Stated goal | Within the material below, find each line bearing the word "工资福利支出" and present it.

Information supplied |
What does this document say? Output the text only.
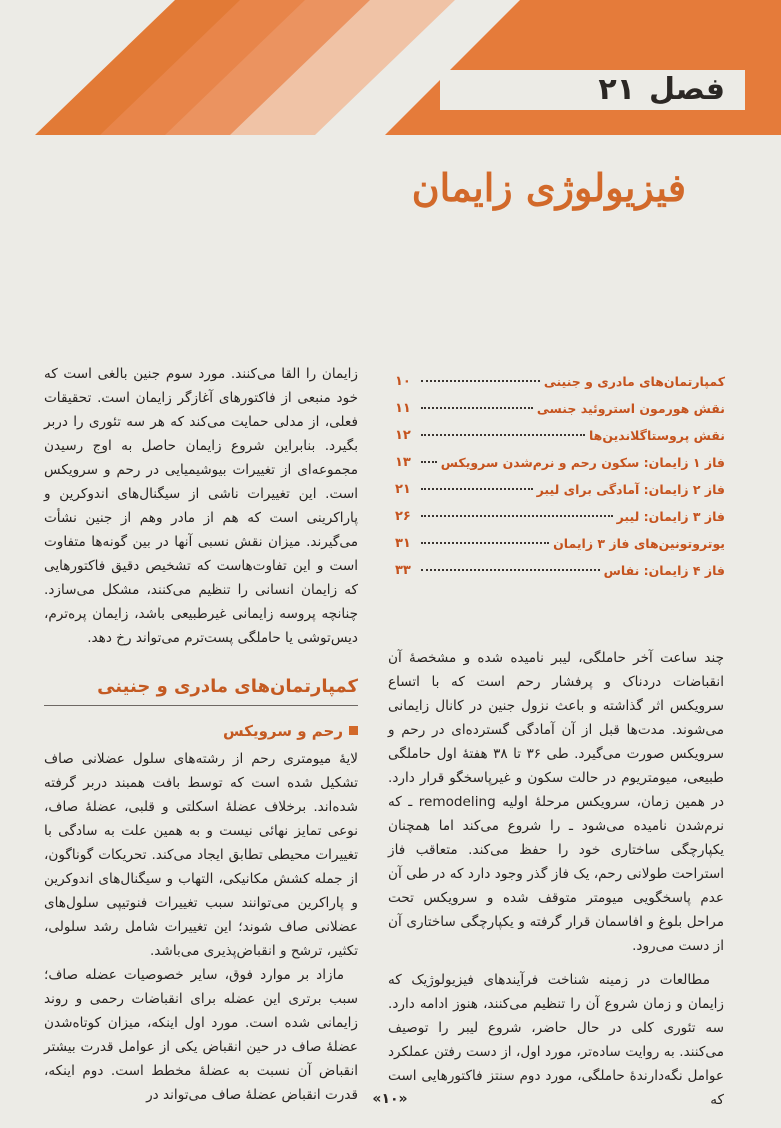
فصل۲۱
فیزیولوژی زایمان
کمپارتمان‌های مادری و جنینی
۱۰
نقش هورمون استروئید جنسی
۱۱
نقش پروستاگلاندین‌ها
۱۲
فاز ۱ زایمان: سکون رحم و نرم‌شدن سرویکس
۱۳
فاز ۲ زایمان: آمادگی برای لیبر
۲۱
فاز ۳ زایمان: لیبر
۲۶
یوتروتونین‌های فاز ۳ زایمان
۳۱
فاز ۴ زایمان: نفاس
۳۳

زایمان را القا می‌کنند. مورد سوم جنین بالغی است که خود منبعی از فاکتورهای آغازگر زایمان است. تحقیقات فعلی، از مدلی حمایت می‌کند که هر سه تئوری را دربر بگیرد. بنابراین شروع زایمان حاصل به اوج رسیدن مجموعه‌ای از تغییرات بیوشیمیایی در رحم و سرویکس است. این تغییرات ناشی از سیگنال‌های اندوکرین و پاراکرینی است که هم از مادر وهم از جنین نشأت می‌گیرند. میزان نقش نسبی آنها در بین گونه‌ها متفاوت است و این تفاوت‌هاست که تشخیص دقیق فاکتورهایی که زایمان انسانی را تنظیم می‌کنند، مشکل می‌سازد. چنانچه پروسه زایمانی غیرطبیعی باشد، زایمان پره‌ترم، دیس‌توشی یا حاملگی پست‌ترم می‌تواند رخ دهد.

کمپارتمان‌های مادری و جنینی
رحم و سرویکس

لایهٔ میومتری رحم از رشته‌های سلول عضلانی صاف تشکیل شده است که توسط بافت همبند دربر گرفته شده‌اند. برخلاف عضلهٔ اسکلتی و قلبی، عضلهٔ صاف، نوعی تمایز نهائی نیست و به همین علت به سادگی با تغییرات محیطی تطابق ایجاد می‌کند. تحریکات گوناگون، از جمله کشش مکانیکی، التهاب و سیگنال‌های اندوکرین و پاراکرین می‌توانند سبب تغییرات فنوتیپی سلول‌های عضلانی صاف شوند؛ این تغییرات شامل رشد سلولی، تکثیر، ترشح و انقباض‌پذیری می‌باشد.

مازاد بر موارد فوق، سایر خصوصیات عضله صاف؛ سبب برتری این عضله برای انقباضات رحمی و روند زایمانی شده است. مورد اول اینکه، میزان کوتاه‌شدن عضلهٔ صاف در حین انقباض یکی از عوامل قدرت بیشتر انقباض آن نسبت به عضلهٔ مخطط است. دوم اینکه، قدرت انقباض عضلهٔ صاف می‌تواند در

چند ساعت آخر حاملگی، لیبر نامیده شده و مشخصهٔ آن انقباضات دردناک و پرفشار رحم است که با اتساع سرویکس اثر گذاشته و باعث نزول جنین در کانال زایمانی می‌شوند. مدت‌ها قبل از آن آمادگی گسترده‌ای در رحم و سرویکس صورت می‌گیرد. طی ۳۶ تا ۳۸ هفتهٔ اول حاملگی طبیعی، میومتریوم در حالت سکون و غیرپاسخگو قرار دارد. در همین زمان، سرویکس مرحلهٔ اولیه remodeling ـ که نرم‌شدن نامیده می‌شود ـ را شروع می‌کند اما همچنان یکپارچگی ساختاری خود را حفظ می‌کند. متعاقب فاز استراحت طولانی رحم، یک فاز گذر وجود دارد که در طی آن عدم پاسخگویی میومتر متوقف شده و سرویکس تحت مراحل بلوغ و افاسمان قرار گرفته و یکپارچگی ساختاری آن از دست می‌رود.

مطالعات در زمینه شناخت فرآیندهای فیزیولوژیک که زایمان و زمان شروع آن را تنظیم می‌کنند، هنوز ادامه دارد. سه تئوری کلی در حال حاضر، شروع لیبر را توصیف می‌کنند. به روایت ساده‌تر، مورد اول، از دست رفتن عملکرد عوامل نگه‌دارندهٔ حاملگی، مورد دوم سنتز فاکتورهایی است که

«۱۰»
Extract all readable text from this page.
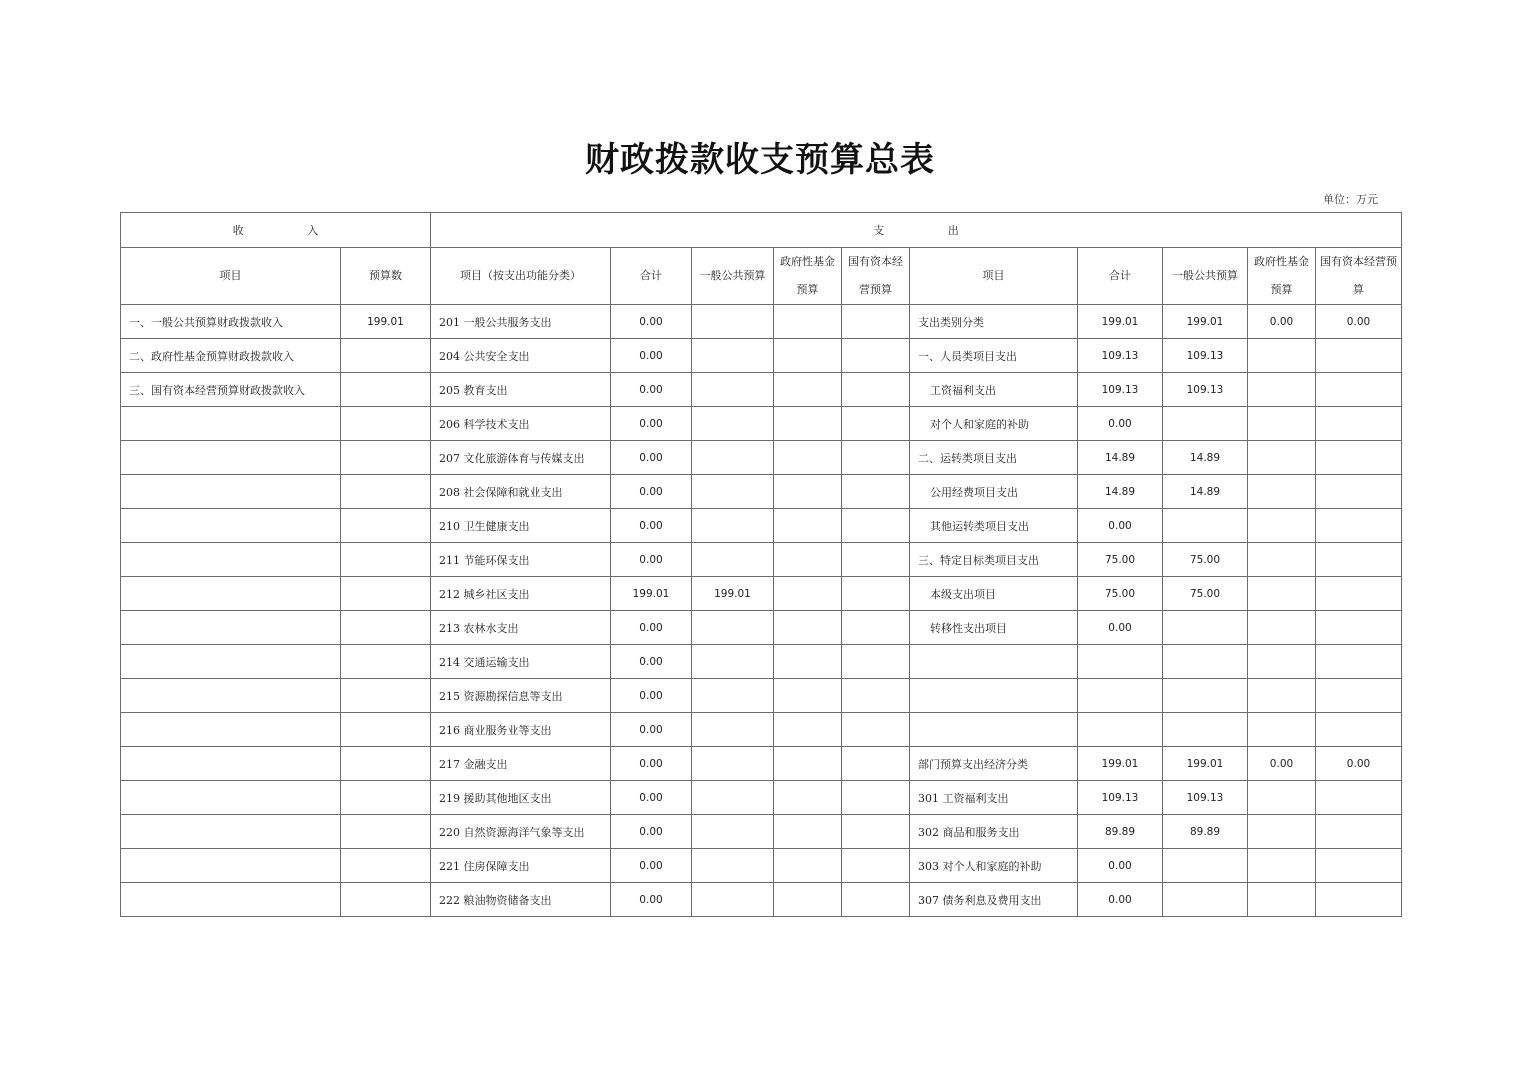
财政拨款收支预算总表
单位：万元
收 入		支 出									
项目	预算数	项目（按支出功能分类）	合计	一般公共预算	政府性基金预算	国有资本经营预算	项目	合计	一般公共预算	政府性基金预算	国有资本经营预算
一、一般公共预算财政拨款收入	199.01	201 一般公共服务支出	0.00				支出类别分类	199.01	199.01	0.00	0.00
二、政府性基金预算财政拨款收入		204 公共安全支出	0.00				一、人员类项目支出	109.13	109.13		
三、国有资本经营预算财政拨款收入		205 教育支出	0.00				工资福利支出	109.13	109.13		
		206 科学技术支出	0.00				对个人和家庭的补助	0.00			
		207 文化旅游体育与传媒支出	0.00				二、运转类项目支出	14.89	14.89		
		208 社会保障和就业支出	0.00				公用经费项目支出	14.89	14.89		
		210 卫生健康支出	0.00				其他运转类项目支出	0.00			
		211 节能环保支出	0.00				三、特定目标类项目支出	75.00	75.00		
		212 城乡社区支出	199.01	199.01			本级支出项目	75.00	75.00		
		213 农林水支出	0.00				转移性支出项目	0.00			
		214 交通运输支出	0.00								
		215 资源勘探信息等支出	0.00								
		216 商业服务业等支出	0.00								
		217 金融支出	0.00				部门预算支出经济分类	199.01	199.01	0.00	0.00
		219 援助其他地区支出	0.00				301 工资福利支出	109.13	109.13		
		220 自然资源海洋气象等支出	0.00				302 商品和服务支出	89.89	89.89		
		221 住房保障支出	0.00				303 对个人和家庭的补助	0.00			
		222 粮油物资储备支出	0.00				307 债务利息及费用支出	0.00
---
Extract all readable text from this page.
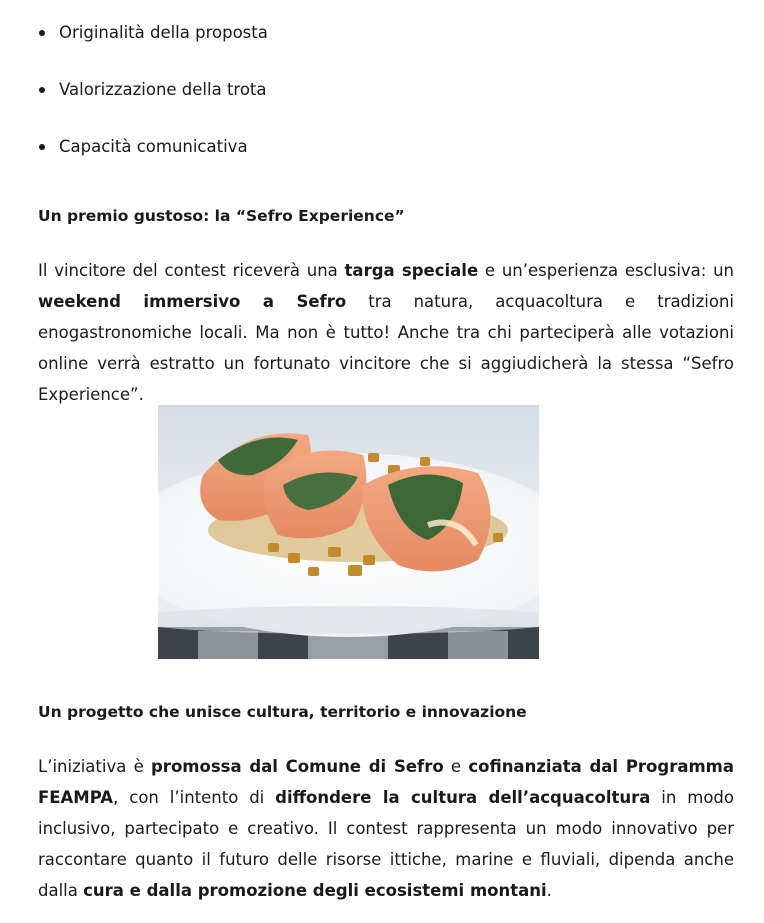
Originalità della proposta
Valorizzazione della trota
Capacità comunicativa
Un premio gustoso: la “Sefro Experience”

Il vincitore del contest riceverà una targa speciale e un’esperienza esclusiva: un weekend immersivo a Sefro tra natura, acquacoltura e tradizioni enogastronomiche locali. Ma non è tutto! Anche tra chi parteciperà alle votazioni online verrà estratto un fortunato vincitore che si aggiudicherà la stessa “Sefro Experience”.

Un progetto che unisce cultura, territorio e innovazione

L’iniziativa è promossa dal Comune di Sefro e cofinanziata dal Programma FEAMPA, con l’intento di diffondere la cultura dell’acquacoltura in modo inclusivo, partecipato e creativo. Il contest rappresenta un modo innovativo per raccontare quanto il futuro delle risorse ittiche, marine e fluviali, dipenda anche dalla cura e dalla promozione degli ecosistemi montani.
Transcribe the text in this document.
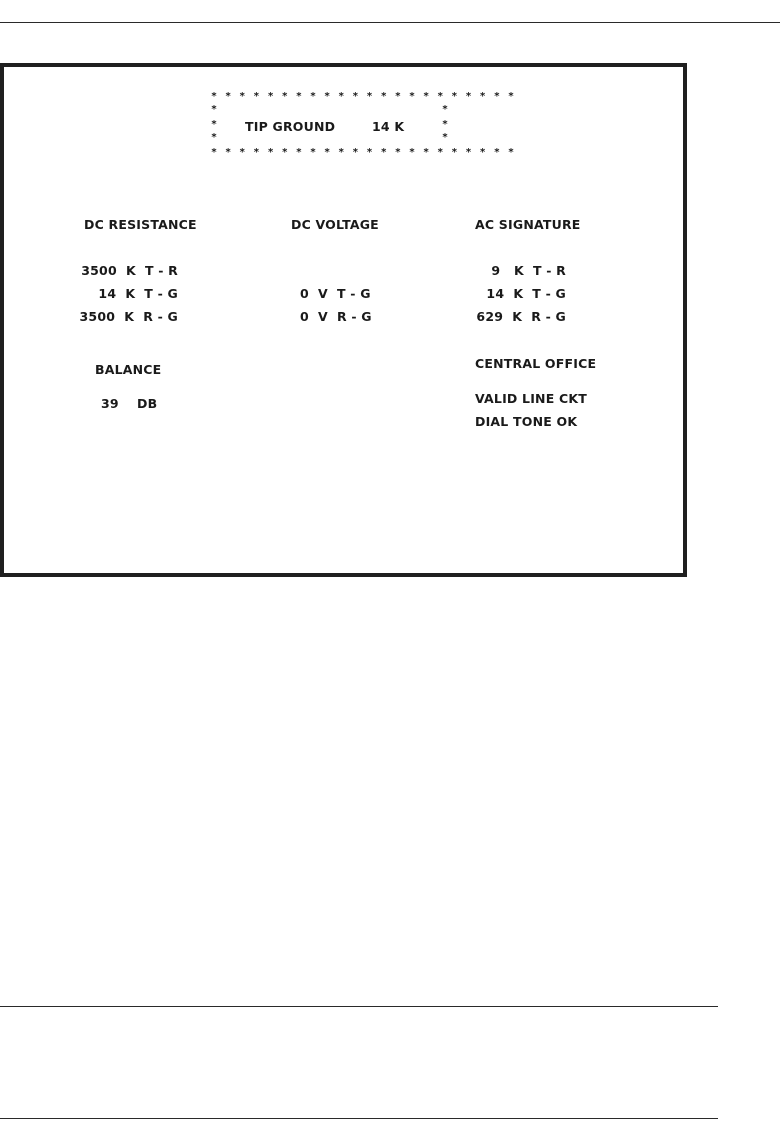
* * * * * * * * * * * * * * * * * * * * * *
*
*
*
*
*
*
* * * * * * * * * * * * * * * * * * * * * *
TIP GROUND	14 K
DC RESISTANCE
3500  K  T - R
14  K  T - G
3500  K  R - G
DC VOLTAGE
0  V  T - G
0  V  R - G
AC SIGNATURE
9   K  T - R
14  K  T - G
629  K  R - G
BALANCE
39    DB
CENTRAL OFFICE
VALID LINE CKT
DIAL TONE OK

Written response |
三、国有资本经营预算财政拨款收入		205 教育支出	0.00				工资福利支出	109.13	109.13		
		219 援助其他地区支出	0.00				301 工资福利支出	109.13	109.13		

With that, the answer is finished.